GIVEN DATA:
^^^^^^^^^^^^^^^^
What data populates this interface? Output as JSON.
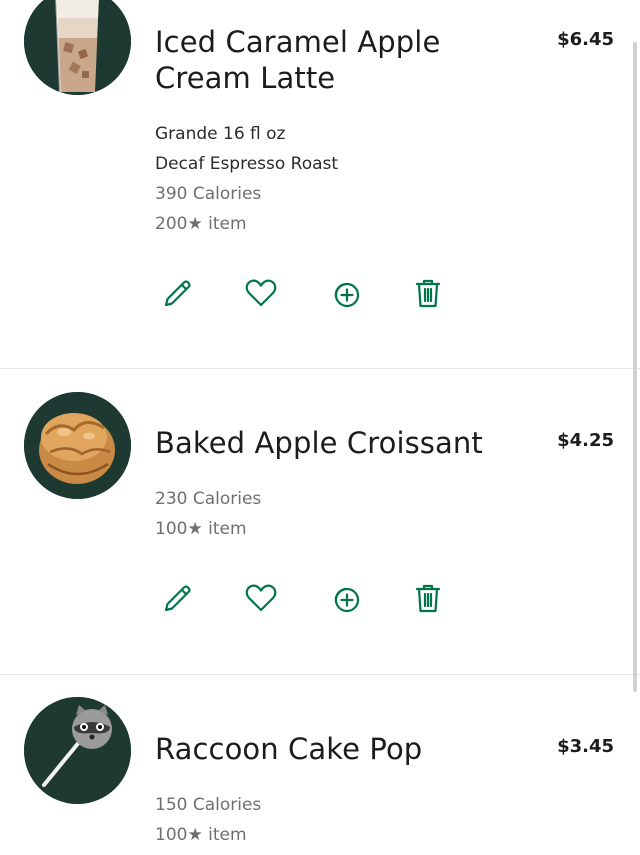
{
  "colors": {
    "brand_green": "#00754a",
    "thumb_bg": "#1e3932"
  },
  "items": [
    {
      "name": "Iced Caramel Apple Cream Latte",
      "price": "$6.45",
      "size": "Grande 16 fl oz",
      "option": "Decaf Espresso Roast",
      "calories": "390 Calories",
      "stars": "200★ item",
      "actions": [
        "pencil-icon",
        "heart-icon",
        "add-circle-icon",
        "trash-icon"
      ]
    },
    {
      "name": "Baked Apple Croissant",
      "price": "$4.25",
      "calories": "230 Calories",
      "stars": "100★ item",
      "actions": [
        "pencil-icon",
        "heart-icon",
        "add-circle-icon",
        "trash-icon"
      ]
    },
    {
      "name": "Raccoon Cake Pop",
      "price": "$3.45",
      "calories": "150 Calories",
      "stars": "100★ item"
    }
  ]
}
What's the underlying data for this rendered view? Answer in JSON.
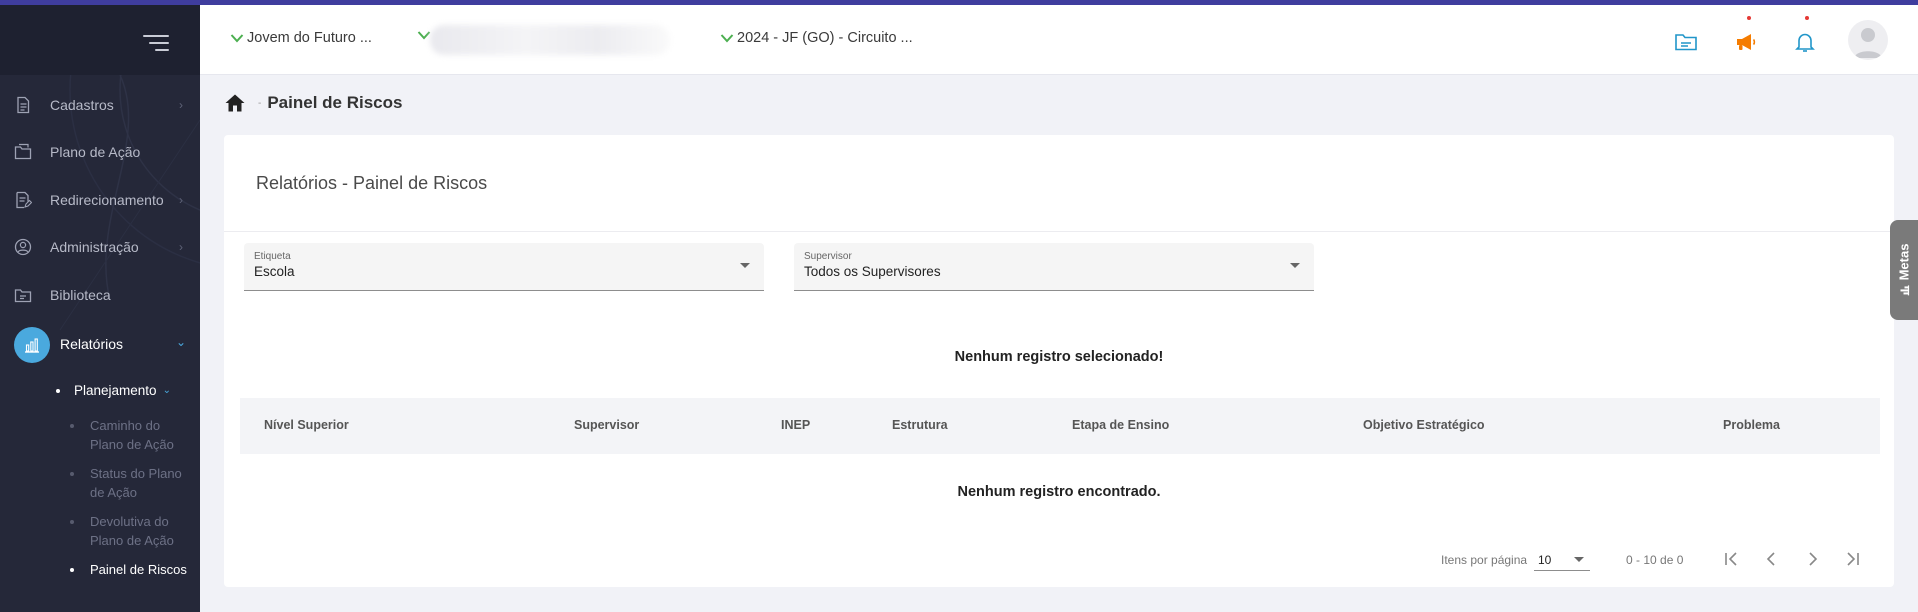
{
  "sidebar": {
    "items": [
      {
        "label": "Cadastros",
        "icon": "document-icon",
        "has_children": true
      },
      {
        "label": "Plano de Ação",
        "icon": "folder-icon",
        "has_children": false
      },
      {
        "label": "Redirecionamento",
        "icon": "doc-edit-icon",
        "has_children": true
      },
      {
        "label": "Administração",
        "icon": "user-circle-icon",
        "has_children": true
      },
      {
        "label": "Biblioteca",
        "icon": "library-icon",
        "has_children": false
      }
    ],
    "active": {
      "label": "Relatórios",
      "icon": "chart-icon"
    },
    "submenu": {
      "label": "Planejamento"
    },
    "leaves": [
      {
        "label": "Caminho do Plano de Ação"
      },
      {
        "label": "Status do Plano de Ação"
      },
      {
        "label": "Devolutiva do Plano de Ação"
      },
      {
        "label": "Painel de Riscos"
      }
    ]
  },
  "topbar": {
    "selector1": "Jovem do Futuro ...",
    "selector2": "",
    "selector3": "2024 - JF (GO) - Circuito ..."
  },
  "breadcrumb": {
    "separator": "-",
    "title": "Painel de Riscos"
  },
  "card": {
    "title": "Relatórios - Painel de Riscos",
    "filter_etiqueta": {
      "label": "Etiqueta",
      "value": "Escola"
    },
    "filter_supervisor": {
      "label": "Supervisor",
      "value": "Todos os Supervisores"
    },
    "msg_selected": "Nenhum registro selecionado!",
    "columns": [
      "Nível Superior",
      "Supervisor",
      "INEP",
      "Estrutura",
      "Etapa de Ensino",
      "Objetivo Estratégico",
      "Problema"
    ],
    "msg_empty": "Nenhum registro encontrado.",
    "paginator": {
      "items_label": "Itens por página",
      "page_size": "10",
      "range": "0 - 10 de 0"
    }
  },
  "metas_tab": {
    "label": "Metas"
  },
  "colors": {
    "accent": "#4aa9de",
    "sidebar": "#252839",
    "brand_line": "#3f3d9e",
    "chevron_green": "#4caf50",
    "megaphone": "#f57c00",
    "icon_blue": "#2196c9"
  }
}
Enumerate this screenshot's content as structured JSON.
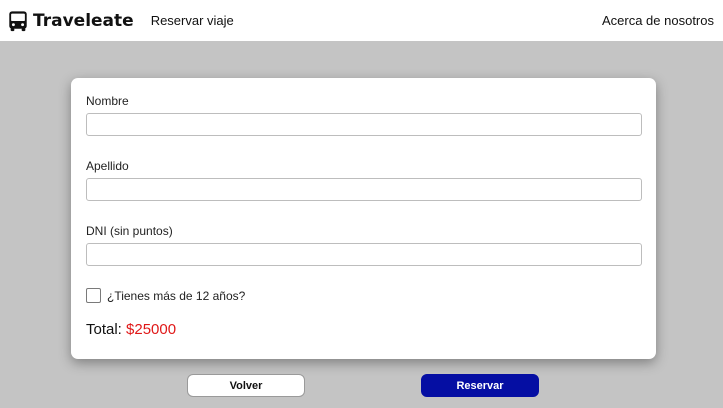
{
  "navbar": {
    "brand": "Traveleate",
    "brand_icon": "bus-icon",
    "links": {
      "reserve": "Reservar viaje",
      "about": "Acerca de nosotros"
    }
  },
  "form": {
    "fields": [
      {
        "label": "Nombre",
        "value": "",
        "placeholder": ""
      },
      {
        "label": "Apellido",
        "value": "",
        "placeholder": ""
      },
      {
        "label": "DNI (sin puntos)",
        "value": "",
        "placeholder": ""
      }
    ],
    "age_checkbox": {
      "label": "¿Tienes más de 12 años?",
      "checked": false
    },
    "total": {
      "label": "Total:",
      "amount": "$25000",
      "amount_color": "#e01818"
    }
  },
  "buttons": {
    "back": "Volver",
    "reserve": "Reservar",
    "reserve_color": "#050ea3"
  },
  "colors": {
    "page_background": "#c4c4c4",
    "card_background": "#ffffff"
  }
}
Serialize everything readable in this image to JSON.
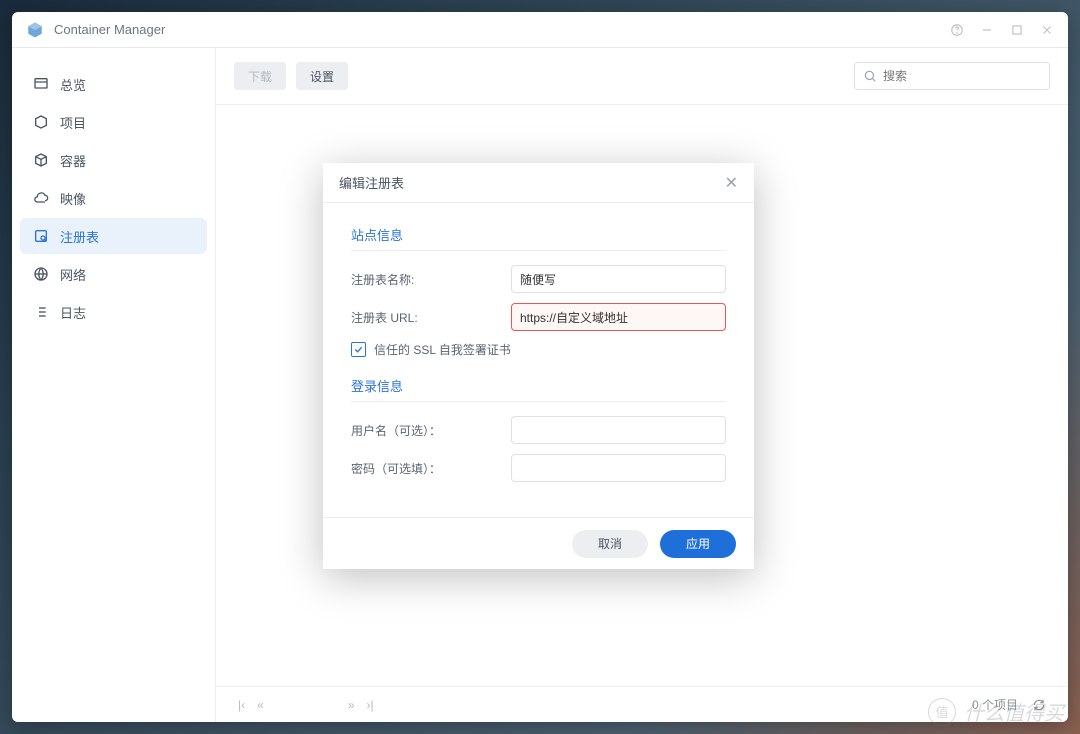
{
  "app": {
    "title": "Container Manager"
  },
  "sidebar": {
    "items": [
      {
        "label": "总览"
      },
      {
        "label": "项目"
      },
      {
        "label": "容器"
      },
      {
        "label": "映像"
      },
      {
        "label": "注册表"
      },
      {
        "label": "网络"
      },
      {
        "label": "日志"
      }
    ]
  },
  "toolbar": {
    "download": "下载",
    "settings": "设置",
    "search_placeholder": "搜索"
  },
  "footer": {
    "count": "0 个项目"
  },
  "modal": {
    "title": "编辑注册表",
    "section_site": "站点信息",
    "name_label": "注册表名称:",
    "name_value": "随便写",
    "url_label": "注册表 URL:",
    "url_value": "https://自定义域地址",
    "trust_ssl": "信任的 SSL 自我签署证书",
    "section_login": "登录信息",
    "user_label": "用户名（可选）：",
    "pass_label": "密码（可选填）：",
    "cancel": "取消",
    "apply": "应用"
  },
  "watermark": {
    "badge": "值",
    "text": "什么值得买"
  }
}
^^^^^^^^^^^^^^^^
WHAT IS ASKED: Repeat the records above exactly, omitting every picture.

TASK RESULT:
What data populates this interface? Output as JSON.
{
  "colors": {
    "brand_green": "#00754a",
    "thumb_bg": "#1e3932"
  },
  "items": [
    {
      "name": "Iced Caramel Apple Cream Latte",
      "price": "$6.45",
      "size": "Grande 16 fl oz",
      "option": "Decaf Espresso Roast",
      "calories": "390 Calories",
      "stars": "200★ item",
      "actions": [
        "pencil-icon",
        "heart-icon",
        "add-circle-icon",
        "trash-icon"
      ]
    },
    {
      "name": "Baked Apple Croissant",
      "price": "$4.25",
      "calories": "230 Calories",
      "stars": "100★ item",
      "actions": [
        "pencil-icon",
        "heart-icon",
        "add-circle-icon",
        "trash-icon"
      ]
    },
    {
      "name": "Raccoon Cake Pop",
      "price": "$3.45",
      "calories": "150 Calories",
      "stars": "100★ item"
    }
  ]
}
What's the underlying data for this rendered view? Answer in JSON.
{
  "sidebar": {
    "items": [
      {
        "label": "Cadastros",
        "icon": "document-icon",
        "has_children": true
      },
      {
        "label": "Plano de Ação",
        "icon": "folder-icon",
        "has_children": false
      },
      {
        "label": "Redirecionamento",
        "icon": "doc-edit-icon",
        "has_children": true
      },
      {
        "label": "Administração",
        "icon": "user-circle-icon",
        "has_children": true
      },
      {
        "label": "Biblioteca",
        "icon": "library-icon",
        "has_children": false
      }
    ],
    "active": {
      "label": "Relatórios",
      "icon": "chart-icon"
    },
    "submenu": {
      "label": "Planejamento"
    },
    "leaves": [
      {
        "label": "Caminho do Plano de Ação"
      },
      {
        "label": "Status do Plano de Ação"
      },
      {
        "label": "Devolutiva do Plano de Ação"
      },
      {
        "label": "Painel de Riscos"
      }
    ]
  },
  "topbar": {
    "selector1": "Jovem do Futuro ...",
    "selector2": "",
    "selector3": "2024 - JF (GO) - Circuito ..."
  },
  "breadcrumb": {
    "separator": "-",
    "title": "Painel de Riscos"
  },
  "card": {
    "title": "Relatórios - Painel de Riscos",
    "filter_etiqueta": {
      "label": "Etiqueta",
      "value": "Escola"
    },
    "filter_supervisor": {
      "label": "Supervisor",
      "value": "Todos os Supervisores"
    },
    "msg_selected": "Nenhum registro selecionado!",
    "columns": [
      "Nível Superior",
      "Supervisor",
      "INEP",
      "Estrutura",
      "Etapa de Ensino",
      "Objetivo Estratégico",
      "Problema"
    ],
    "msg_empty": "Nenhum registro encontrado.",
    "paginator": {
      "items_label": "Itens por página",
      "page_size": "10",
      "range": "0 - 10 de 0"
    }
  },
  "metas_tab": {
    "label": "Metas"
  },
  "colors": {
    "accent": "#4aa9de",
    "sidebar": "#252839",
    "brand_line": "#3f3d9e",
    "chevron_green": "#4caf50",
    "megaphone": "#f57c00",
    "icon_blue": "#2196c9"
  }
}
Enumerate this screenshot's content as structured JSON.
{
  "navbar": {
    "brand": "Traveleate",
    "brand_icon": "bus-icon",
    "links": {
      "reserve": "Reservar viaje",
      "about": "Acerca de nosotros"
    }
  },
  "form": {
    "fields": [
      {
        "label": "Nombre",
        "value": "",
        "placeholder": ""
      },
      {
        "label": "Apellido",
        "value": "",
        "placeholder": ""
      },
      {
        "label": "DNI (sin puntos)",
        "value": "",
        "placeholder": ""
      }
    ],
    "age_checkbox": {
      "label": "¿Tienes más de 12 años?",
      "checked": false
    },
    "total": {
      "label": "Total:",
      "amount": "$25000",
      "amount_color": "#e01818"
    }
  },
  "buttons": {
    "back": "Volver",
    "reserve": "Reservar",
    "reserve_color": "#050ea3"
  },
  "colors": {
    "page_background": "#c4c4c4",
    "card_background": "#ffffff"
  }
}
Serialize everything readable in this image to JSON.
{
  "app": {
    "title": "Container Manager"
  },
  "sidebar": {
    "items": [
      {
        "label": "总览"
      },
      {
        "label": "项目"
      },
      {
        "label": "容器"
      },
      {
        "label": "映像"
      },
      {
        "label": "注册表"
      },
      {
        "label": "网络"
      },
      {
        "label": "日志"
      }
    ]
  },
  "toolbar": {
    "download": "下载",
    "settings": "设置",
    "search_placeholder": "搜索"
  },
  "footer": {
    "count": "0 个项目"
  },
  "modal": {
    "title": "编辑注册表",
    "section_site": "站点信息",
    "name_label": "注册表名称:",
    "name_value": "随便写",
    "url_label": "注册表 URL:",
    "url_value": "https://自定义域地址",
    "trust_ssl": "信任的 SSL 自我签署证书",
    "section_login": "登录信息",
    "user_label": "用户名（可选）：",
    "pass_label": "密码（可选填）：",
    "cancel": "取消",
    "apply": "应用"
  },
  "watermark": {
    "badge": "值",
    "text": "什么值得买"
  }
}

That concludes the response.